═══ Extract
Twenty-six-year-old James H. Bready was working as an agent in the U.S. Army's Counterintelligence Corps. He didn't see combat, and never fired a gun; his unit entered liberated areas after the G.I's had left to monitor progress, gather tactical enemy intelligence, and keep an eye out for any Nazi activity.
But before the war, Bready was a young newspaper reporter, unaccustomed to being away from the action.
He and a friend borrowed a jeep, parked it on a hill overlooking Remagen, and beheld the front lines of the war in Europe for the first time.
A commanding officer spotted Bready and screamed at him on the hillside, but Bready had gotten what he wanted. It wouldn't be the last time that he would brush aside authority to satisfy his curiosity, support a cause, or see his work through on his own terms.
After the war, Bready resumed a career that would span 60 years, longer than any other Baltimore newspaper columnist. He would earn the title Dean of Baltimore Editorialists by Harold A. Williams in his 1987 book The Baltimore Sun, 1837-1987.
He mingled with Baltimore's biggest names before they adorned government buildings or pieces of legislation He organized labor protests against Sunpapers management while writing for a replacement paper and marching the picket line. He loved his paper, the Evening Sun, unconditionally, haunting the newsroom on days off and trumpeting its superiority over the morning edition to anyone who would listen. He championed the paper's young reporters, and the Baltimore region's many writers.
He sat at the foot of Mencken, sharing newsroom gossip with the great man at his home on Hollins Street.
He was a benevolent agitator in the newsroom, a lovable, eccentric rebel, curious and always on the move.
Bready was a born newspaperman.
══════
_The problem_
Pick up the profile of James H. Bready after its last sentence and write what comes next. You won't need the data that comes next.
═══ Dataset content
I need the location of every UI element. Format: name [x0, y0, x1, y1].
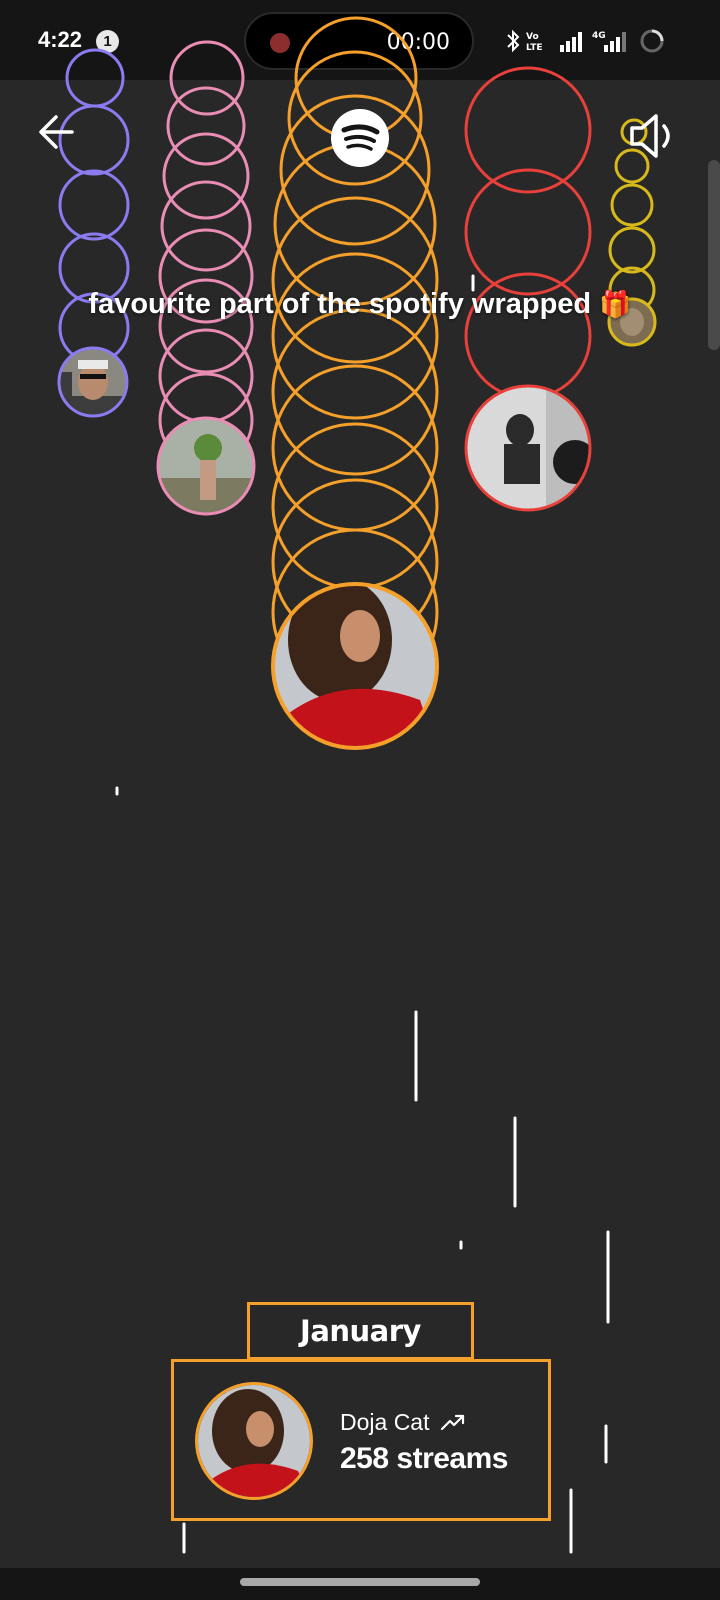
trending-up-icon — [440, 1414, 464, 1431]
home-indicator[interactable] — [240, 1578, 480, 1586]
gesture-nav-bar — [0, 1568, 720, 1600]
artist-avatar-3 — [271, 582, 439, 750]
top-artist-card: Doja Cat 258 streams — [171, 1359, 551, 1521]
caption-text: favourite part of the spotify wrapped — [88, 288, 592, 320]
back-arrow-icon[interactable] — [36, 112, 76, 152]
artist-avatar-1 — [57, 346, 129, 418]
artist-name-text: Doja Cat — [340, 1409, 430, 1435]
video-caption: favourite part of the spotify wrapped 🎁 — [0, 288, 720, 321]
bubble-column-2 — [158, 40, 254, 468]
speaker-icon[interactable] — [626, 108, 682, 164]
artist-avatar-4 — [464, 384, 592, 512]
artist-name: Doja Cat — [340, 1409, 466, 1436]
artist-avatar — [195, 1382, 313, 1500]
scrollbar[interactable] — [708, 160, 720, 350]
month-label: January — [247, 1302, 474, 1360]
gift-emoji: 🎁 — [599, 289, 632, 319]
artist-avatar-2 — [156, 416, 256, 516]
stream-count: 258 streams — [340, 1442, 508, 1475]
bubble-column-4 — [464, 66, 592, 400]
spotify-logo-icon — [331, 109, 389, 167]
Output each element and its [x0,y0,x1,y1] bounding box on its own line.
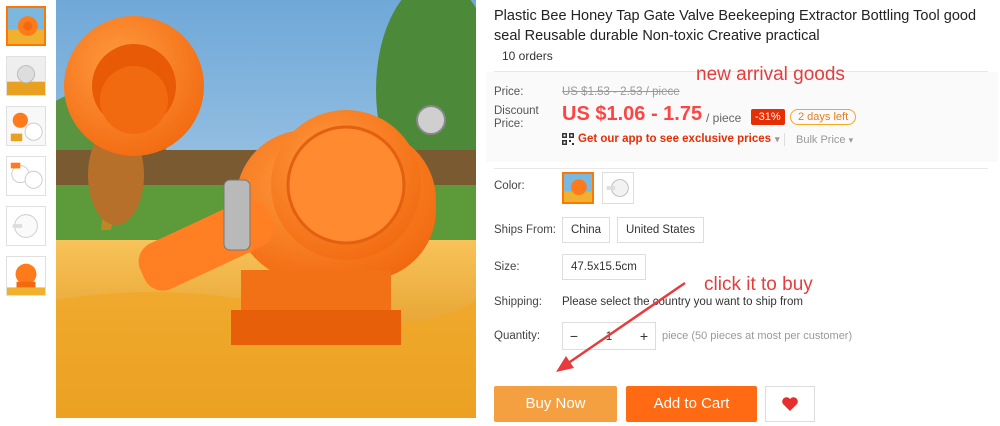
bulk-price-dropdown[interactable]: Bulk Price ▾ [796,134,853,146]
ships-from-china[interactable]: China [562,217,611,243]
divider [494,168,988,169]
app-promo-link[interactable]: Get our app to see exclusive prices ▾ [562,133,780,145]
price-label: Price: [494,86,524,98]
discount-badge: -31% [751,109,785,125]
new-arrival-annotation: new arrival goods [696,64,845,85]
size-label: Size: [494,261,520,273]
days-left-badge: 2 days left [790,109,857,125]
thumbnail-4[interactable] [6,156,46,196]
heart-icon [782,397,798,411]
wishlist-button[interactable] [765,386,815,422]
thumbnail-3[interactable] [6,106,46,146]
thumbnail-5[interactable] [6,206,46,246]
color-swatch-white[interactable] [602,172,634,204]
quantity-label: Quantity: [494,330,541,342]
per-piece-label: / piece [706,111,742,125]
click-to-buy-annotation: click it to buy [704,274,813,295]
bulk-price-label: Bulk Price [796,134,846,146]
add-to-cart-button[interactable]: Add to Cart [626,386,757,422]
ships-from-united-states[interactable]: United States [617,217,705,243]
chevron-down-icon: ▾ [775,133,780,144]
discount-label-line2: Price: [494,118,524,130]
order-count: 10 orders [502,49,553,63]
arrow-annotation [556,281,686,372]
ships-from-label: Ships From: [494,224,556,236]
product-title: Plastic Bee Honey Tap Gate Valve Beekeep… [494,8,977,44]
buy-now-button[interactable]: Buy Now [494,386,617,422]
app-promo-text: Get our app to see exclusive prices [578,133,772,145]
size-option[interactable]: 47.5x15.5cm [562,254,646,280]
qr-code-icon [562,133,574,145]
discount-label-line1: Discount [494,105,539,117]
chevron-down-icon: ▾ [848,135,854,145]
main-product-image [56,0,476,418]
discount-price: US $1.06 - 1.75 [562,103,703,125]
thumbnail-2[interactable] [6,56,46,96]
thumbnail-1[interactable] [6,6,46,46]
color-label: Color: [494,180,525,192]
quantity-limit-note: piece (50 pieces at most per customer) [662,330,853,342]
thumbnail-list [6,6,50,306]
shipping-label: Shipping: [494,296,542,308]
original-price: US $1.53 - 2.53 / piece [562,86,680,98]
product-info-panel: Plastic Bee Honey Tap Gate Valve Beekeep… [486,0,998,426]
color-swatch-orange[interactable] [562,172,594,204]
thumbnail-6[interactable] [6,256,46,296]
separator [784,133,785,146]
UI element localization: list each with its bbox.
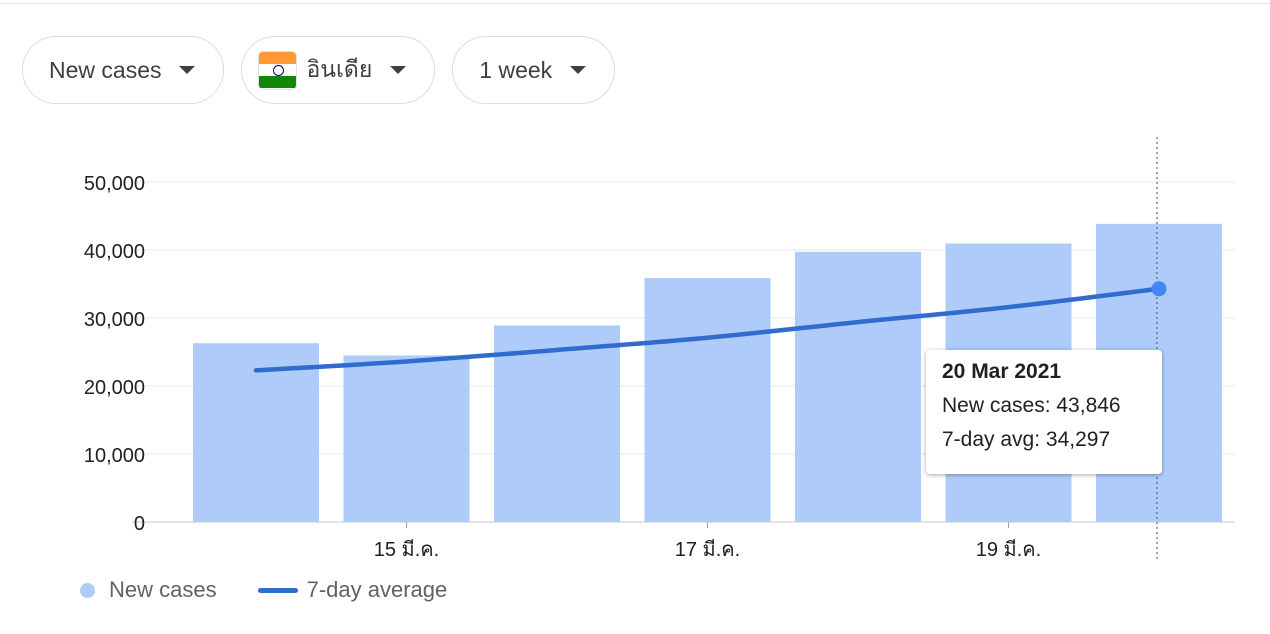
legend-avg-label: 7-day average <box>306 577 448 602</box>
cases-chart[interactable]: 0 10,000 20,000 30,000 40,000 50,000 15 มี.ค. 1… <box>0 0 1270 634</box>
y-tick-label: 20,000 <box>84 377 145 399</box>
tooltip-date: 20 Mar 2021 <box>942 360 1062 383</box>
legend-new-cases-label: New cases <box>109 577 217 602</box>
x-tick-label: 19 มี.ค. <box>976 539 1041 561</box>
x-tick-label: 15 มี.ค. <box>374 539 439 561</box>
bar[interactable] <box>343 355 470 522</box>
avg-marker <box>1151 281 1167 297</box>
y-tick-label: 10,000 <box>84 445 145 467</box>
y-tick-label: 50,000 <box>84 173 145 195</box>
legend-avg-swatch <box>257 587 298 593</box>
tooltip-avg: 7-day avg: 34,297 <box>942 428 1111 451</box>
bar[interactable] <box>644 278 771 522</box>
legend-new-cases-swatch <box>80 582 95 598</box>
bar[interactable] <box>795 251 921 522</box>
y-tick-label: 30,000 <box>84 309 145 331</box>
x-tick-label: 17 มี.ค. <box>675 539 740 561</box>
chart-legend: New cases 7-day average <box>80 577 447 603</box>
y-tick-label: 0 <box>134 513 145 535</box>
chart-tooltip: 20 Mar 2021 New cases: 43,846 7-day avg:… <box>926 350 1162 474</box>
tooltip-new-cases: New cases: 43,846 <box>942 394 1121 417</box>
y-tick-label: 40,000 <box>84 241 145 263</box>
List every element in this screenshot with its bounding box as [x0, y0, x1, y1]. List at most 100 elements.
══════
_Answer for the task_
His parents met while on the staff of the Philadelphia Public Ledger, the first paper founded by Arunah S. Abell, eventual founder of the Baltimore Sun. James Hall Bready was born in 1918, and grew up 15 minutes south of Philadelphia in Woodbury, New Jersey. His father died when Jim was a teenager, and he and his brother were often left alone when his mother would go to work.
It was a spartan family life for young Jim, and it would fuel his desire for a full family of his own.
My father was a George Bailey, said Chris Bready, Jims son. When he grew up he didnt have a hometown, didnt build lasting friendships from childhood.
He studied American History at Haverford College, and his constant energy propelled him to captain of the school's cross country team.
After college, Bready received an indoctrination as a summer vacation relief copyboy at the Philadelphia Evening Bulletin, surrounded by clacking typewriters.
"When reporters had finished a sheet of paper, they'd pluck it from the typewriter and holler 'boy!', and I would come running and carry it to the copy desk so the writers wouldn't waste time," Bready said.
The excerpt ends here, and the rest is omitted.